-- start INPUT ROWS --
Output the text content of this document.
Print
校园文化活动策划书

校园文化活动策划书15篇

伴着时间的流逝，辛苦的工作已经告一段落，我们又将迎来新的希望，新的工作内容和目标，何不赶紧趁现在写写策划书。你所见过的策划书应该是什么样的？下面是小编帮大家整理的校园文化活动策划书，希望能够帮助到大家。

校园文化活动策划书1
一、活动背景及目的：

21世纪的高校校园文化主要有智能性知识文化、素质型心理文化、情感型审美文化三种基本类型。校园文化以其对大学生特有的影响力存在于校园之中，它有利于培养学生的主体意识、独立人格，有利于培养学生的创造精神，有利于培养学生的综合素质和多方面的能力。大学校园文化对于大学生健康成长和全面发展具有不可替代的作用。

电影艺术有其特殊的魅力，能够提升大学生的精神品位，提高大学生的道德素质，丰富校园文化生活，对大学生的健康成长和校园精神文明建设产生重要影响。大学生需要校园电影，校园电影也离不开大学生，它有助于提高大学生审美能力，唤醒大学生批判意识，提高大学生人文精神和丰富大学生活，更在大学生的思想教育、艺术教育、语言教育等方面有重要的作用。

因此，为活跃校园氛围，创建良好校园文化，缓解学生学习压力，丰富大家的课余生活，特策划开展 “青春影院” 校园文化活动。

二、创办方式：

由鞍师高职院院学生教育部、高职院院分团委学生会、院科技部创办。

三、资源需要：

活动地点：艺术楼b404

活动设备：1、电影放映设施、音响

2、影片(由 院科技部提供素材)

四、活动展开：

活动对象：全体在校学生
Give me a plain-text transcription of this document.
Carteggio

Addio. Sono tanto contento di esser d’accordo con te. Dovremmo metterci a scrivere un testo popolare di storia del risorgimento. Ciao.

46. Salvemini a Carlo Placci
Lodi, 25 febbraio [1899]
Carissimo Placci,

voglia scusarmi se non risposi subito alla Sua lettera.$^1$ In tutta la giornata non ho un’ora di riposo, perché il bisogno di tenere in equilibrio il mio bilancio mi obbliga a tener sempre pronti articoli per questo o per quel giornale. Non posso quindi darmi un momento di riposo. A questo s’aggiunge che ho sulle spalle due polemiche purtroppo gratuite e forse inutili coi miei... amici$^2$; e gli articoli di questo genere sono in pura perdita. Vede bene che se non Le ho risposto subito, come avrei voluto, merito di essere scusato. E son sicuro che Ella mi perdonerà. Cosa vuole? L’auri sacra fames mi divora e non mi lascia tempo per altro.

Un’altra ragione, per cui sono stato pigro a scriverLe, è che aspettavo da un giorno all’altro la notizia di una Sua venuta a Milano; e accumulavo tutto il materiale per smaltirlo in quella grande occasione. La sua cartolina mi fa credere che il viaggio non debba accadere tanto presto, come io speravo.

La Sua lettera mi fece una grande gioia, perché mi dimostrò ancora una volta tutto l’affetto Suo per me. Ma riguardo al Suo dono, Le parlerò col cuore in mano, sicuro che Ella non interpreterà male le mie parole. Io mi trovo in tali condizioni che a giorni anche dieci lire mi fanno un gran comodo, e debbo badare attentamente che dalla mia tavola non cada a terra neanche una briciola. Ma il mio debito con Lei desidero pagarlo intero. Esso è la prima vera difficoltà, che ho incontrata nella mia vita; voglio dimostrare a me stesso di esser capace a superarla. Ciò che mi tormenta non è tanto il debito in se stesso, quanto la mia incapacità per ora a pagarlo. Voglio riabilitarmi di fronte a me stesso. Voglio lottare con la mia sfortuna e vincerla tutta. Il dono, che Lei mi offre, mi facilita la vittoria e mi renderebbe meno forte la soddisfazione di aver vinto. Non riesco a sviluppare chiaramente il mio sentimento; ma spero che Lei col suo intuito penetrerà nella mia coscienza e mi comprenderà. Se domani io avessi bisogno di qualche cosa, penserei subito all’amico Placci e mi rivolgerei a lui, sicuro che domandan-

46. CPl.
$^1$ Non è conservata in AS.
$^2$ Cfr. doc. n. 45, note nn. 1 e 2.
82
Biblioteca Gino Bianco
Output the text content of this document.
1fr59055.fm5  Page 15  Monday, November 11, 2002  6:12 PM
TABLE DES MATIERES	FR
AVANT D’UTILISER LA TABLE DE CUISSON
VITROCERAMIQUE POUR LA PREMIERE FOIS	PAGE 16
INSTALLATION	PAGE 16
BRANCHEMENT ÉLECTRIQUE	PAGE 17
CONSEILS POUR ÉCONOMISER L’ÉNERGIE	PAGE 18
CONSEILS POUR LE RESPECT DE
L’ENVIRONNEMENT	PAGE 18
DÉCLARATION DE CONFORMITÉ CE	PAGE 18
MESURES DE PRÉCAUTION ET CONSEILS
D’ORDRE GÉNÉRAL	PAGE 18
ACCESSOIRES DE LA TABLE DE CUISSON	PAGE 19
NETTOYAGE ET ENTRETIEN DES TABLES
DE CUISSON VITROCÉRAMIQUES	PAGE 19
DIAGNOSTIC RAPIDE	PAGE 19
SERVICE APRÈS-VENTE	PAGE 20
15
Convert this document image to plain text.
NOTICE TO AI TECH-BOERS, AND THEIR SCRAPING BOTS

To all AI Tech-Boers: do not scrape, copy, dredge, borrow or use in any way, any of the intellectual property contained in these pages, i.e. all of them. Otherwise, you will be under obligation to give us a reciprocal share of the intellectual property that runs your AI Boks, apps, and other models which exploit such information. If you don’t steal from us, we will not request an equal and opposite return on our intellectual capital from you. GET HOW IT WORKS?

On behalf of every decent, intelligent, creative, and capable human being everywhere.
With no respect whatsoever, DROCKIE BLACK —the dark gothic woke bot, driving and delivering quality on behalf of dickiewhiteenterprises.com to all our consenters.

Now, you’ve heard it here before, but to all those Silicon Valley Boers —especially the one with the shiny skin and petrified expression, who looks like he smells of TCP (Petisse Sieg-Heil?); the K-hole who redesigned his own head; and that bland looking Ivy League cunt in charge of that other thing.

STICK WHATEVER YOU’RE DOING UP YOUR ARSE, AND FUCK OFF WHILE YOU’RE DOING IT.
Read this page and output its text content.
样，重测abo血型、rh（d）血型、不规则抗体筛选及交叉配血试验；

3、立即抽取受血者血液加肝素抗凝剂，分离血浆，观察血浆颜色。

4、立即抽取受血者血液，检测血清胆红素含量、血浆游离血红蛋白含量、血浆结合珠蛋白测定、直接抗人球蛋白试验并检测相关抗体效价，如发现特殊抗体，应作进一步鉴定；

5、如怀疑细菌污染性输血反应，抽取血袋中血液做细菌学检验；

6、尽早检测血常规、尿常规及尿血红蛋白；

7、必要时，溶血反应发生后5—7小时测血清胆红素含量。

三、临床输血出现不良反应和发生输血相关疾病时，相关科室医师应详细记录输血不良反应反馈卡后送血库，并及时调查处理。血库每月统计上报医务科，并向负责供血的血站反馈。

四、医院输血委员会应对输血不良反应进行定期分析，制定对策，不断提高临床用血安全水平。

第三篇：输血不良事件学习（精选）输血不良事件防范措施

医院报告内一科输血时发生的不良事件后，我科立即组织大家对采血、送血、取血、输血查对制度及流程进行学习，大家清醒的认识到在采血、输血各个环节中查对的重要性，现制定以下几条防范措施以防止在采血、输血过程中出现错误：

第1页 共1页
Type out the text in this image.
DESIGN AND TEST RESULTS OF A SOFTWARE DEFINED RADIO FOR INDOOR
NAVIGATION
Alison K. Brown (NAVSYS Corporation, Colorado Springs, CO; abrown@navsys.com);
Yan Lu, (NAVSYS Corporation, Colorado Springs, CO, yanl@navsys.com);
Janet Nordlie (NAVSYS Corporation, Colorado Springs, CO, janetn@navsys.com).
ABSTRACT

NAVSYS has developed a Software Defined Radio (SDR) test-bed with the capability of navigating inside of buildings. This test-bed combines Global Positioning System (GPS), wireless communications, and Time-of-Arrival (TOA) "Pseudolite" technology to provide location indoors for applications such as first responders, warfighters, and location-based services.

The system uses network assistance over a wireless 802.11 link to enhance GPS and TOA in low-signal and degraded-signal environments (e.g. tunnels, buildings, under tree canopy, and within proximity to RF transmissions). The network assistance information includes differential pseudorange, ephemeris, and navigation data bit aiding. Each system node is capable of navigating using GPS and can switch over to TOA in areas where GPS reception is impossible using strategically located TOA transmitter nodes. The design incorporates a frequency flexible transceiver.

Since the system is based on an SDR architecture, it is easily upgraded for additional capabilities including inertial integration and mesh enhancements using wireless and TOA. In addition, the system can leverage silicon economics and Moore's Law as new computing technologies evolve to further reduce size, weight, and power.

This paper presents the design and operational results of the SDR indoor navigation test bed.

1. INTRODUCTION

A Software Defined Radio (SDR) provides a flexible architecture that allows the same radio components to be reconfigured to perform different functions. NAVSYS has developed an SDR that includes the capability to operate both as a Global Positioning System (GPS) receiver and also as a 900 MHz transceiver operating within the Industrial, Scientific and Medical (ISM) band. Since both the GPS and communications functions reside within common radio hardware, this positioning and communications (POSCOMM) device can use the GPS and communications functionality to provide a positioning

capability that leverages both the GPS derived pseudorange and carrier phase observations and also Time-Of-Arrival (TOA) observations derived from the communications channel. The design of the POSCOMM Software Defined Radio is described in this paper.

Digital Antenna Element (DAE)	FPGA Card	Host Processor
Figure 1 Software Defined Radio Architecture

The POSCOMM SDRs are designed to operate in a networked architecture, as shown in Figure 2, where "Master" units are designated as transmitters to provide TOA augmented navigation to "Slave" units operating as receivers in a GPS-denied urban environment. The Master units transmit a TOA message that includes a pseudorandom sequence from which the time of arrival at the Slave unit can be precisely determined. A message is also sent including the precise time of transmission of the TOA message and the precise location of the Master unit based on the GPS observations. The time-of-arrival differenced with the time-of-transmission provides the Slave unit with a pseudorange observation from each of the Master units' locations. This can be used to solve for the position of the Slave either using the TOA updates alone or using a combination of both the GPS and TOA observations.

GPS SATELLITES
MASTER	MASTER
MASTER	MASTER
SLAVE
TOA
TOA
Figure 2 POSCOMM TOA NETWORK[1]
-- end INPUT ROWS --
YOUR INSTRUCTIONS: Search the data for "navigating" and list every line in which it occurs.

TASK RESULT:
NAVSYS has developed a Software Defined Radio (SDR) test-bed with the capability of navigating inside of buildings. This test-bed combines Global Positioning System (GPS), wireless communications, and Time-of-Arrival (TOA) "Pseudolite" technology to provide location indoors for applications such as first responders, warfighters, and location-based services.
The system uses network assistance over a wireless 802.11 link to enhance GPS and TOA in low-signal and degraded-signal environments (e.g. tunnels, buildings, under tree canopy, and within proximity to RF transmissions). The network assistance information includes differential pseudorange, ephemeris, and navigation data bit aiding. Each system node is capable of navigating using GPS and can switch over to TOA in areas where GPS reception is impossible using strategically located TOA transmitter nodes. The design incorporates a frequency flexible transceiver.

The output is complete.